• _Exercise requirements_
Of all the lines in the material, how many include the word "JSON"? Give only the number.
-------- Supplied entries
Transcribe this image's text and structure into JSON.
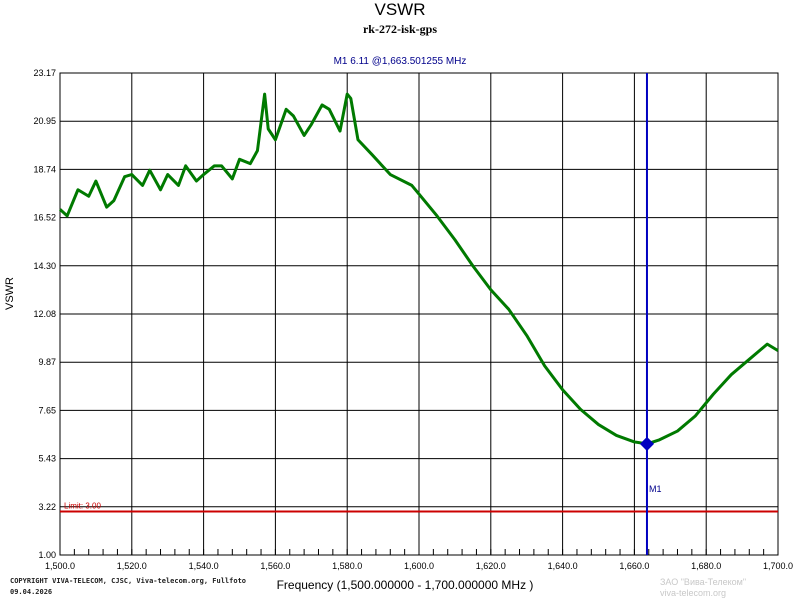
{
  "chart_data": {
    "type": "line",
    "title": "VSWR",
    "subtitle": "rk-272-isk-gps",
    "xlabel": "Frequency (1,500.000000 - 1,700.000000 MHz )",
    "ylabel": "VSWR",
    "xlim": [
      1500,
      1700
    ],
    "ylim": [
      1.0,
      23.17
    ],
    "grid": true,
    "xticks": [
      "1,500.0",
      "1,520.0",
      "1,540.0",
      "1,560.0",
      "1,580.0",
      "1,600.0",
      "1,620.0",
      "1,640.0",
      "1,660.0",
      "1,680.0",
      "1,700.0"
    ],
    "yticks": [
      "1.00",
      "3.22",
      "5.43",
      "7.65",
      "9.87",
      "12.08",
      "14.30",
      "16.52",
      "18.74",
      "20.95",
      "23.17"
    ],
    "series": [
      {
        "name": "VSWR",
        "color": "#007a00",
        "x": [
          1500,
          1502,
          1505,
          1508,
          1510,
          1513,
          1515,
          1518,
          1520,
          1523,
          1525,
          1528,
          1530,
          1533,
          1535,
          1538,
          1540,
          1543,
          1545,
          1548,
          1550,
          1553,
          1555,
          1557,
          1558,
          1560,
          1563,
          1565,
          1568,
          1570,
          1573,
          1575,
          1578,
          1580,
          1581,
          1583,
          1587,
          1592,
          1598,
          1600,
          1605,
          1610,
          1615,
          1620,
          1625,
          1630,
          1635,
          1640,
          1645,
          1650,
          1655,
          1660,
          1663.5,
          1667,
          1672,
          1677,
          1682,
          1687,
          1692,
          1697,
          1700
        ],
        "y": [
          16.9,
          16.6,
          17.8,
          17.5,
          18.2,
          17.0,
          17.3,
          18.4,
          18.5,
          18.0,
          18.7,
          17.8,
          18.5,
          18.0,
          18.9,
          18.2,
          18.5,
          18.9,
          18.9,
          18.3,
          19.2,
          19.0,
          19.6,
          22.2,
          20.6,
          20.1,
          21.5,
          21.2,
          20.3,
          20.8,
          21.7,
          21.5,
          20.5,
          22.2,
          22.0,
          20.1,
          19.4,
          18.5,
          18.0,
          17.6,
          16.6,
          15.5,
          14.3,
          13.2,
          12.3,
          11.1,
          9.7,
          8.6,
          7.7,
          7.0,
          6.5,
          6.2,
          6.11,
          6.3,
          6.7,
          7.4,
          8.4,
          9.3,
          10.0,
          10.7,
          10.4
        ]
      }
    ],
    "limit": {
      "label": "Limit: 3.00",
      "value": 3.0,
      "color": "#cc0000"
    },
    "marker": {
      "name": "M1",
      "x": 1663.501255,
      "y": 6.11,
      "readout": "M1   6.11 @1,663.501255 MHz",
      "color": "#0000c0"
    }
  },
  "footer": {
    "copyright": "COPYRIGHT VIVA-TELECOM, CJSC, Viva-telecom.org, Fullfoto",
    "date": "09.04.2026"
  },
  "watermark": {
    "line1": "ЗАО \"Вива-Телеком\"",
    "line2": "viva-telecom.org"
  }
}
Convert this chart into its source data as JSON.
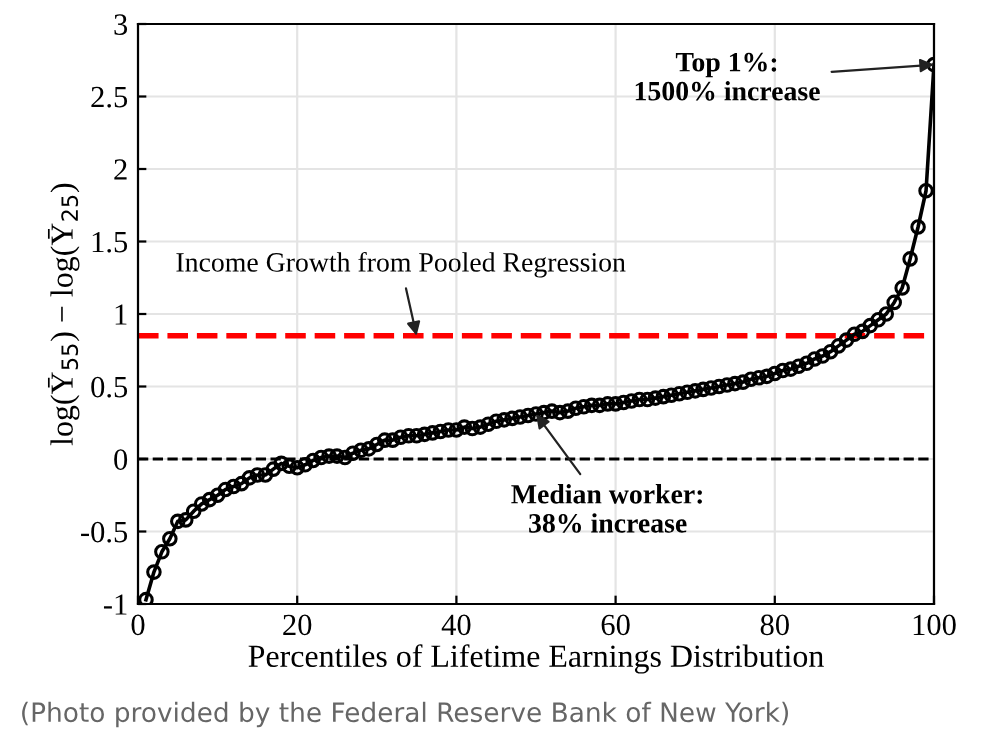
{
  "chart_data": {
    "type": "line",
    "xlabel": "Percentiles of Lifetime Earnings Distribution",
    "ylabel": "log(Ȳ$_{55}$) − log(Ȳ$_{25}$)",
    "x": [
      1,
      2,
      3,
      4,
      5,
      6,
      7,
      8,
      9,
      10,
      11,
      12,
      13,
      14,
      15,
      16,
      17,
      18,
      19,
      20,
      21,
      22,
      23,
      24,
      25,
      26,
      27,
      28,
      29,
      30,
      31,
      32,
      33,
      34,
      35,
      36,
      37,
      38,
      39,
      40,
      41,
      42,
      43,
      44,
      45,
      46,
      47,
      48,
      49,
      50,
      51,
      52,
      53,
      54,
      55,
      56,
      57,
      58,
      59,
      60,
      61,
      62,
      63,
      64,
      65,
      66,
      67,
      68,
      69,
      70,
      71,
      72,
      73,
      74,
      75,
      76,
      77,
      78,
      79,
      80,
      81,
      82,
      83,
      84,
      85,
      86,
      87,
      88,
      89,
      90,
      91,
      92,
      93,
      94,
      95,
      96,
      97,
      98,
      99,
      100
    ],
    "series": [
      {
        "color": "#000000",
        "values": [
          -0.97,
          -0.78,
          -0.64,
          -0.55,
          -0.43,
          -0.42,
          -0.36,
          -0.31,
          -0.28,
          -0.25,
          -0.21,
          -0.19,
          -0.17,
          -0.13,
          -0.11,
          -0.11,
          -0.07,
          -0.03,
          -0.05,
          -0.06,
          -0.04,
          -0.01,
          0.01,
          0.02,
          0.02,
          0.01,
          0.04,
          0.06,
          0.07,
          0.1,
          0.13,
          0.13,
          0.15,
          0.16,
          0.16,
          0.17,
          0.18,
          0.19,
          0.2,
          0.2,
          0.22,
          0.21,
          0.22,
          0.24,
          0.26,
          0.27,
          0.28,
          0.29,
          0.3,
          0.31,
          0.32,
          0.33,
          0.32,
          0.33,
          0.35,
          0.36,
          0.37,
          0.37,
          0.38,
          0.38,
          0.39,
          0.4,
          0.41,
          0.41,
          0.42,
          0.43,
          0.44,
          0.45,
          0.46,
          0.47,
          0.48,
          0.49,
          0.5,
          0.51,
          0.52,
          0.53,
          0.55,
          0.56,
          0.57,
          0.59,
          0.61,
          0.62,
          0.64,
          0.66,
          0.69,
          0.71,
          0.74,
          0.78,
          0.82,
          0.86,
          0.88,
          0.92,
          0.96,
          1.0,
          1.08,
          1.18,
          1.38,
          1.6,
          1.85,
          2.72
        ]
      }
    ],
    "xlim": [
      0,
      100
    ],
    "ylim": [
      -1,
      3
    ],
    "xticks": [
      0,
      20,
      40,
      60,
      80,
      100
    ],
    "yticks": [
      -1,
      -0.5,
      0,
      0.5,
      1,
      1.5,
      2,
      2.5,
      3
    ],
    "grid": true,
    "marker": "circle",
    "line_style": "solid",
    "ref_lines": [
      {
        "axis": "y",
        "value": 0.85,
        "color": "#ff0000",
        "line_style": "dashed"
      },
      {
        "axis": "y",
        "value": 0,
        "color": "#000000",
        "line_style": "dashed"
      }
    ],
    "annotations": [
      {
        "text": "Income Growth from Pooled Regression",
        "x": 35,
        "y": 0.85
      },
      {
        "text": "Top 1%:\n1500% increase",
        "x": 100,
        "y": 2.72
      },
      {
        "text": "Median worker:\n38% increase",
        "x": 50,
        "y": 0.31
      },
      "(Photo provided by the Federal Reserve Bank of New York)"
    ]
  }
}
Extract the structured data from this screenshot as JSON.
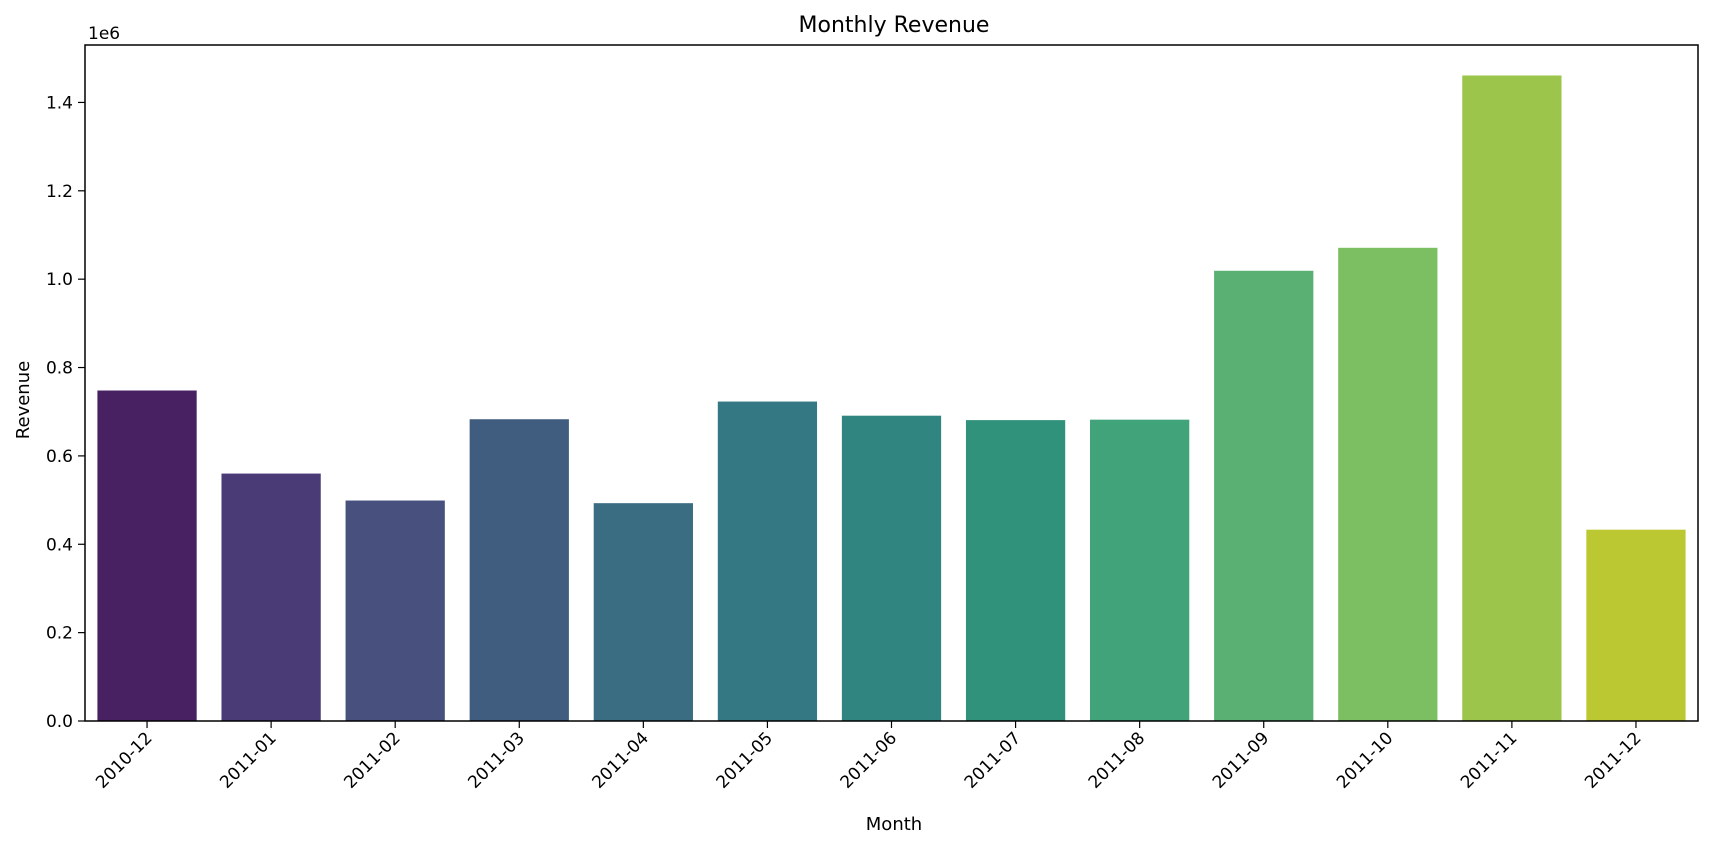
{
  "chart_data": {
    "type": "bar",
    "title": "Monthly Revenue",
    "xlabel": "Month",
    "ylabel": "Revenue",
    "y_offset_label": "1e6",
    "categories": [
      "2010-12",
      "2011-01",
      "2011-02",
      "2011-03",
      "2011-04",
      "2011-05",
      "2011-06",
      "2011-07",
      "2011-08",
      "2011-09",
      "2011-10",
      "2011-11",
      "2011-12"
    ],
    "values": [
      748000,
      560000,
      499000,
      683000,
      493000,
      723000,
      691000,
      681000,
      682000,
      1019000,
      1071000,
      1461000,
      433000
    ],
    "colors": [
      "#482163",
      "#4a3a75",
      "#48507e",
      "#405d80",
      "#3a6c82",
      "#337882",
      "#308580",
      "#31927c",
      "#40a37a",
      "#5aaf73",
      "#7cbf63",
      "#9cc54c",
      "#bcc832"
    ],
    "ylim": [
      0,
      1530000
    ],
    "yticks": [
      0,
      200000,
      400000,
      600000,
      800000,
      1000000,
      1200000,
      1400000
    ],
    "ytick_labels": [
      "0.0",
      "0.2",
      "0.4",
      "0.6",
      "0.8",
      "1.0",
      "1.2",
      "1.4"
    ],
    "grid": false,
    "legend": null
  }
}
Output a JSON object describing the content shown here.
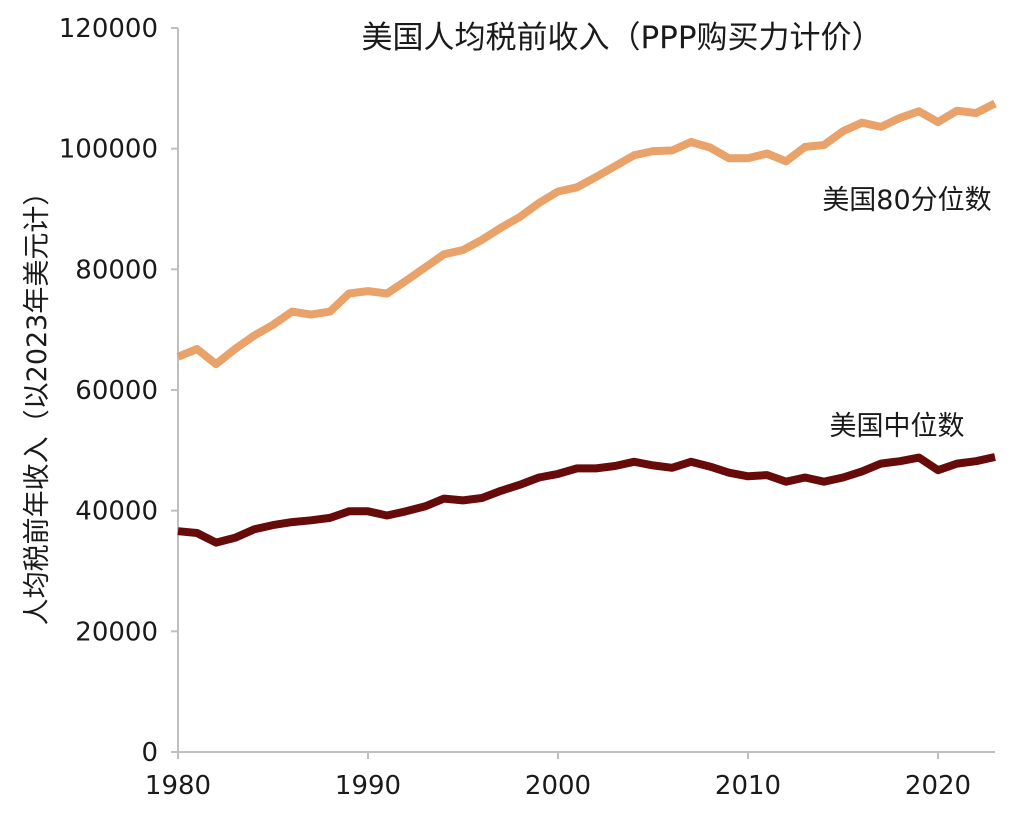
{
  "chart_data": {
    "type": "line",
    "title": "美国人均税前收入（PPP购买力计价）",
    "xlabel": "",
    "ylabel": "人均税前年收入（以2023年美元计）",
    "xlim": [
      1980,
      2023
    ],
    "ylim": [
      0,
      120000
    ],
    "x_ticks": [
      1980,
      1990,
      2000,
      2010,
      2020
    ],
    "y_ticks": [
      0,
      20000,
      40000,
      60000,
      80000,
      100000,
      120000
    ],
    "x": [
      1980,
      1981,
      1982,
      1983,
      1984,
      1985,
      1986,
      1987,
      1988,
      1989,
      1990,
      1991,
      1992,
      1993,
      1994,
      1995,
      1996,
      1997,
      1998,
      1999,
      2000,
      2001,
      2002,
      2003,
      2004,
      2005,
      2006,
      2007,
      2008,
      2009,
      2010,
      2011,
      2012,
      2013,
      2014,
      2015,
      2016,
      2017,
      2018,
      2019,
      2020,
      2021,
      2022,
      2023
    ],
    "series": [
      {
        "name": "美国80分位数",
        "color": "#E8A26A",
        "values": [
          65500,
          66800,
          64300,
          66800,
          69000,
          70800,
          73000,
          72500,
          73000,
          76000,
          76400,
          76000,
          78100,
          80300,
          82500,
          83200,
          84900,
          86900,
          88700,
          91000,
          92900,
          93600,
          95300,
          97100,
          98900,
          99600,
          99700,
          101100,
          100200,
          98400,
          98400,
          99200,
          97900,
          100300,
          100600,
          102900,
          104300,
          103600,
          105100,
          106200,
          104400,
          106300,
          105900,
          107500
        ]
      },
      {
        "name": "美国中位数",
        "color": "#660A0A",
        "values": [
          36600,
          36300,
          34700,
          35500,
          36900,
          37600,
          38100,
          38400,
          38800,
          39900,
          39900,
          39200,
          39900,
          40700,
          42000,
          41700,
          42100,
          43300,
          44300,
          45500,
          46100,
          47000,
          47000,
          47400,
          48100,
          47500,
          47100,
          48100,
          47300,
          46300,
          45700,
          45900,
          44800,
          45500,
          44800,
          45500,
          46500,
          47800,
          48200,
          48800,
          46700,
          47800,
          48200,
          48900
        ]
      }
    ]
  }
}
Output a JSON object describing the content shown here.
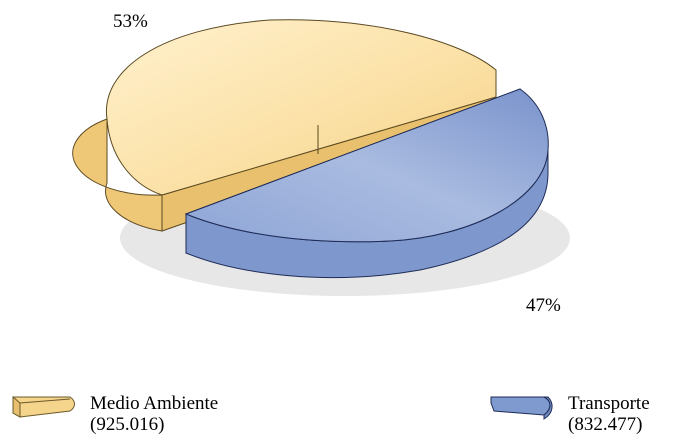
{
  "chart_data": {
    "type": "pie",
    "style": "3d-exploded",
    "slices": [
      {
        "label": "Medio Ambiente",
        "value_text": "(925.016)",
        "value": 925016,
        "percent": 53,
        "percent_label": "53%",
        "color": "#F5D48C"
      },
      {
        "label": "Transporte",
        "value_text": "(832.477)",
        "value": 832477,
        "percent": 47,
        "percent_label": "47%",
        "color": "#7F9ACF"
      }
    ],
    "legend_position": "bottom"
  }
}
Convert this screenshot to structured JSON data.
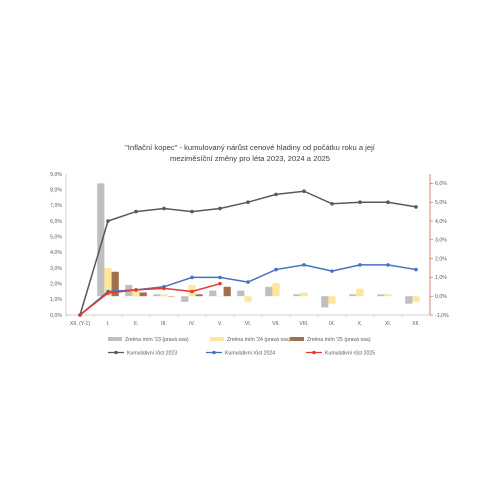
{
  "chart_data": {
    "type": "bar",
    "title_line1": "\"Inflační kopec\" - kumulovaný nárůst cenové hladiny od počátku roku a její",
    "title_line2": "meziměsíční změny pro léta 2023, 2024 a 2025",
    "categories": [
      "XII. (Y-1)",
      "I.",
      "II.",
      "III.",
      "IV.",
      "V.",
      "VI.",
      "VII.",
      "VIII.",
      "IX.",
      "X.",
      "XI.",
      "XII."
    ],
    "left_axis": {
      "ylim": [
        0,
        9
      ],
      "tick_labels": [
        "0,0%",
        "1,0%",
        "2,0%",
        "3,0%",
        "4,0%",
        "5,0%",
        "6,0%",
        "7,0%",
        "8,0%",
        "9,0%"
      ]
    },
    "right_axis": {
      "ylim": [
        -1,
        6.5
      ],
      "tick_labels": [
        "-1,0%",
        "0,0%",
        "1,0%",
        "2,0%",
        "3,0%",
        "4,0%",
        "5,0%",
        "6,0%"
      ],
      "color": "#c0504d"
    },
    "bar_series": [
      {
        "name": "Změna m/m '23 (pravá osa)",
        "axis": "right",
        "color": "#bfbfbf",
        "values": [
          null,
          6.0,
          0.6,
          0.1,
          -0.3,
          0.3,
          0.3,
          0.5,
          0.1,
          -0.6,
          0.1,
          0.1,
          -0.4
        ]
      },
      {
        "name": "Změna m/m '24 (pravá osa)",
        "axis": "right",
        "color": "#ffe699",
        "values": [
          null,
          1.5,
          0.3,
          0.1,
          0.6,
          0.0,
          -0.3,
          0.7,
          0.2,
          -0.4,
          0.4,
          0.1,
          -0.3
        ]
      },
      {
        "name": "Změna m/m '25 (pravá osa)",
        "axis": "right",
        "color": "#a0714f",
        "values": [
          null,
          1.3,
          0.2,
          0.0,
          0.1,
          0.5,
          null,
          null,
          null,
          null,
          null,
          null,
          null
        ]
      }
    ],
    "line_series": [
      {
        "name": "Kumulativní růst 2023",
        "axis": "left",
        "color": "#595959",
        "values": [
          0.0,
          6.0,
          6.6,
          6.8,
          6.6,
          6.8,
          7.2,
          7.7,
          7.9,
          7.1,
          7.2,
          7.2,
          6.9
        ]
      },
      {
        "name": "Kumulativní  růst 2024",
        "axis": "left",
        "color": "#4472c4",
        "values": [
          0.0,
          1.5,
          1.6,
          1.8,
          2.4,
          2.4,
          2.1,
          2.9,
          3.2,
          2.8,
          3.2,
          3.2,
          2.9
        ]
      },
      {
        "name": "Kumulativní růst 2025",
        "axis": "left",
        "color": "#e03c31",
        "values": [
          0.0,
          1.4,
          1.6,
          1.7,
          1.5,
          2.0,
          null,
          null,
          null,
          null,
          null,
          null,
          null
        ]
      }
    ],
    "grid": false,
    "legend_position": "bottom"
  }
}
----------------
• _Task answer_
6